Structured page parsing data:
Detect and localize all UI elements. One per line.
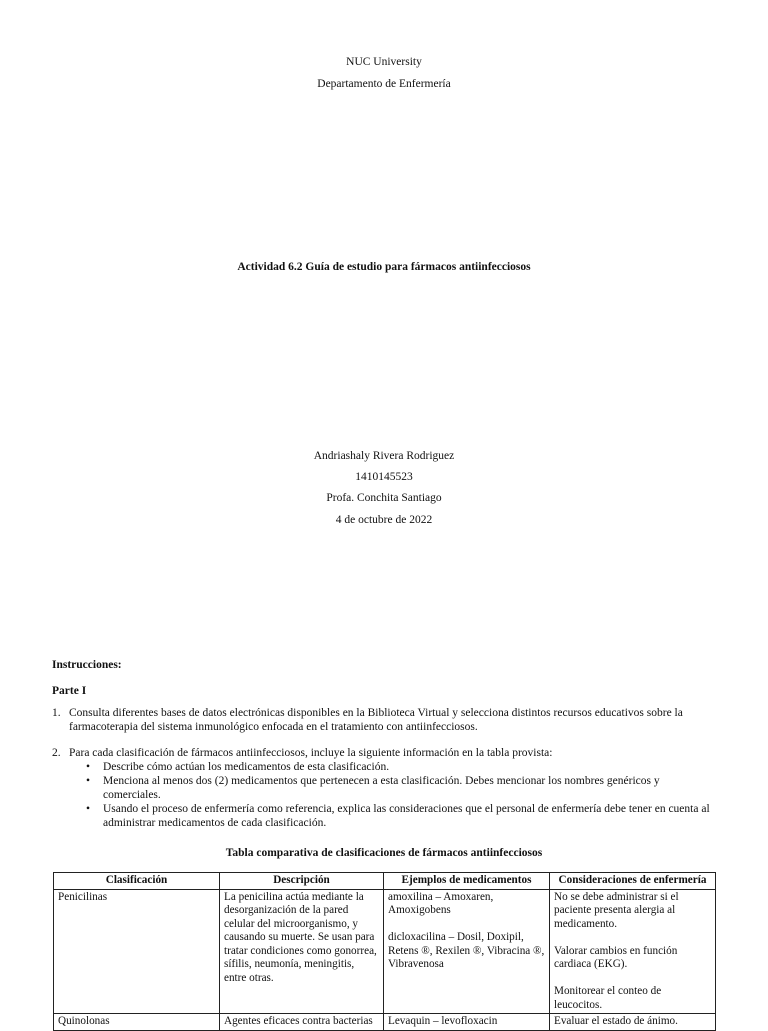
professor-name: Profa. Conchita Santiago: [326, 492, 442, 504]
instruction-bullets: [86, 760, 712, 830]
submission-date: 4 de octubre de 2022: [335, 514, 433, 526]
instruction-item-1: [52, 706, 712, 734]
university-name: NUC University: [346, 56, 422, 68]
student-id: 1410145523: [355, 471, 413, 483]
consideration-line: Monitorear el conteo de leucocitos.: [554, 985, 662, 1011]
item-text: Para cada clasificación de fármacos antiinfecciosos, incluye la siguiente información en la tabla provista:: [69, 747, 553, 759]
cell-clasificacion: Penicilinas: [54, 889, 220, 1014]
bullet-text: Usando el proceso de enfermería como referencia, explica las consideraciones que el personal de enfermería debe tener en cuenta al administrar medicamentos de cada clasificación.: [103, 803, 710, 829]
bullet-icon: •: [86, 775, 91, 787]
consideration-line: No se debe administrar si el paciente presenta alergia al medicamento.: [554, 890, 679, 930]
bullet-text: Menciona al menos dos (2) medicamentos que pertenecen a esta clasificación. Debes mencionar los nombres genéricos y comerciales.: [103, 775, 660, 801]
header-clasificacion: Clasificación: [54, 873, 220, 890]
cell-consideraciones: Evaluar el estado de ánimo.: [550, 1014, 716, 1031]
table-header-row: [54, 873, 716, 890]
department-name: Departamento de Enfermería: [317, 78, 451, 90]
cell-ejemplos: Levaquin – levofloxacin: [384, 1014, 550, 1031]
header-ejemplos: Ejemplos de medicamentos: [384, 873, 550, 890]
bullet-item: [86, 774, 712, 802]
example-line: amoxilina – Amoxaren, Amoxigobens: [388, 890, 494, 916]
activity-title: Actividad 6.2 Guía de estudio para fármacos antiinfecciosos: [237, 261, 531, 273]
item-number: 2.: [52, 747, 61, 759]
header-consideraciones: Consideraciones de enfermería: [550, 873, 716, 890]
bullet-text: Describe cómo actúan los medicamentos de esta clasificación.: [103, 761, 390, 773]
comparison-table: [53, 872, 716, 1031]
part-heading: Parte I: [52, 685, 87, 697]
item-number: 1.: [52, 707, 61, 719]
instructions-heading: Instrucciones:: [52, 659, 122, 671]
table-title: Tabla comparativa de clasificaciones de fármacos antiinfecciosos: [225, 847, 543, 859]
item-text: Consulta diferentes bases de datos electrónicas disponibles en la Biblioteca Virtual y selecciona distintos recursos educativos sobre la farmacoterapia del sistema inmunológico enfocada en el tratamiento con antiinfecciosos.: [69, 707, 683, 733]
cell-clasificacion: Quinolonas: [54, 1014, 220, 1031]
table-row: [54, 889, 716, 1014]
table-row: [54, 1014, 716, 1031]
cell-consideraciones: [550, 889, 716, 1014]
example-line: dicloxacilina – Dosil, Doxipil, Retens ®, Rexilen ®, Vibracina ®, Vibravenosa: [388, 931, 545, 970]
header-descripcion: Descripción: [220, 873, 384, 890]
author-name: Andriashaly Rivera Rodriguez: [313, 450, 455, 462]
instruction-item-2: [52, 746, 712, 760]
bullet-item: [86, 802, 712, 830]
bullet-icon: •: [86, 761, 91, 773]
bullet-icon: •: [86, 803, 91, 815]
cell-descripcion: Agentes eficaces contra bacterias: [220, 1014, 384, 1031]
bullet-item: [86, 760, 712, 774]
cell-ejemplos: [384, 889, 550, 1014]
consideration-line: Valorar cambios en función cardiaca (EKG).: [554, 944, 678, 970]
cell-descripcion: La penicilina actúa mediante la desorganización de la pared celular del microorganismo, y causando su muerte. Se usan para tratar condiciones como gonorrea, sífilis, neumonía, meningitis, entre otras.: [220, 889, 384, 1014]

_WORK TO COMPLETE_. Whenever a line above contains "example", copy that line.

_TASK OUTPUT_.
example-line: amoxilina – Amoxaren, Amoxigobens: [388, 890, 494, 916]
example-line: dicloxacilina – Dosil, Doxipil, Retens ®, Rexilen ®, Vibracina ®, Vibravenosa: [388, 931, 545, 970]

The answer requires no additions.